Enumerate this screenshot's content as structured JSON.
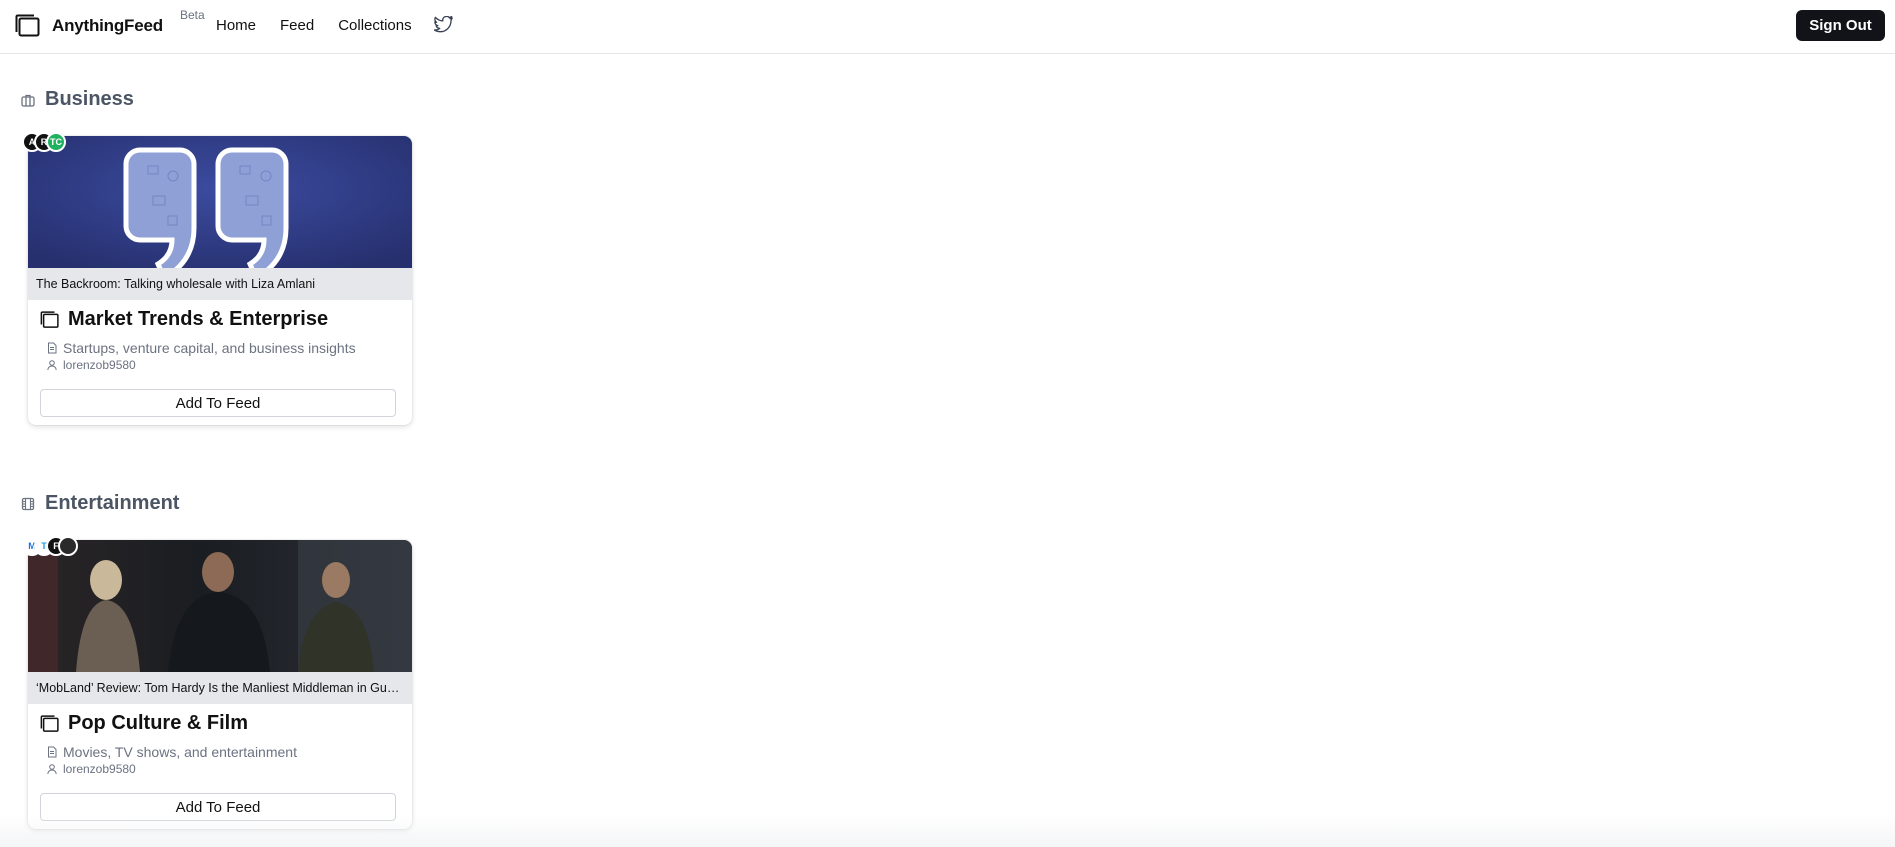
{
  "header": {
    "brand": "AnythingFeed",
    "badge": "Beta",
    "nav": [
      "Home",
      "Feed",
      "Collections"
    ],
    "twitter_icon": "twitter-icon",
    "sign_out": "Sign Out"
  },
  "sections": [
    {
      "title": "Business",
      "icon": "briefcase-icon",
      "card": {
        "caption": "The Backroom: Talking wholesale with Liza Amlani",
        "title": "Market Trends & Enterprise",
        "description": "Startups, venture capital, and business insights",
        "owner": "lorenzob9580",
        "button": "Add To Feed",
        "source_avatars": [
          "A",
          "R",
          "TC"
        ]
      }
    },
    {
      "title": "Entertainment",
      "icon": "film-icon",
      "card": {
        "caption": "‘MobLand’ Review: Tom Hardy Is the Manliest Middleman in Guy Ritchie’s Crime Drama",
        "title": "Pop Culture & Film",
        "description": "Movies, TV shows, and entertainment",
        "owner": "lorenzob9580",
        "button": "Add To Feed",
        "source_avatars": [
          "M",
          "T",
          "F",
          ""
        ]
      }
    }
  ],
  "colors": {
    "accent_dark": "#111318",
    "muted_text": "#6b7280",
    "section_title": "#4b5563",
    "caption_bg": "#e5e7eb",
    "business_thumb": "#2e3a80"
  }
}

────────────────

Write every record out again exactly; no pictures belong in the copy.

Enumerate this screenshot's content as structured JSON.
{
  "header": {
    "brand": "AnythingFeed",
    "badge": "Beta",
    "nav": [
      "Home",
      "Feed",
      "Collections"
    ],
    "twitter_icon": "twitter-icon",
    "sign_out": "Sign Out"
  },
  "sections": [
    {
      "title": "Business",
      "icon": "briefcase-icon",
      "card": {
        "caption": "The Backroom: Talking wholesale with Liza Amlani",
        "title": "Market Trends & Enterprise",
        "description": "Startups, venture capital, and business insights",
        "owner": "lorenzob9580",
        "button": "Add To Feed",
        "source_avatars": [
          "A",
          "R",
          "TC"
        ]
      }
    },
    {
      "title": "Entertainment",
      "icon": "film-icon",
      "card": {
        "caption": "‘MobLand’ Review: Tom Hardy Is the Manliest Middleman in Guy Ritchie’s Crime Drama",
        "title": "Pop Culture & Film",
        "description": "Movies, TV shows, and entertainment",
        "owner": "lorenzob9580",
        "button": "Add To Feed",
        "source_avatars": [
          "M",
          "T",
          "F",
          ""
        ]
      }
    }
  ],
  "colors": {
    "accent_dark": "#111318",
    "muted_text": "#6b7280",
    "section_title": "#4b5563",
    "caption_bg": "#e5e7eb",
    "business_thumb": "#2e3a80"
  }
}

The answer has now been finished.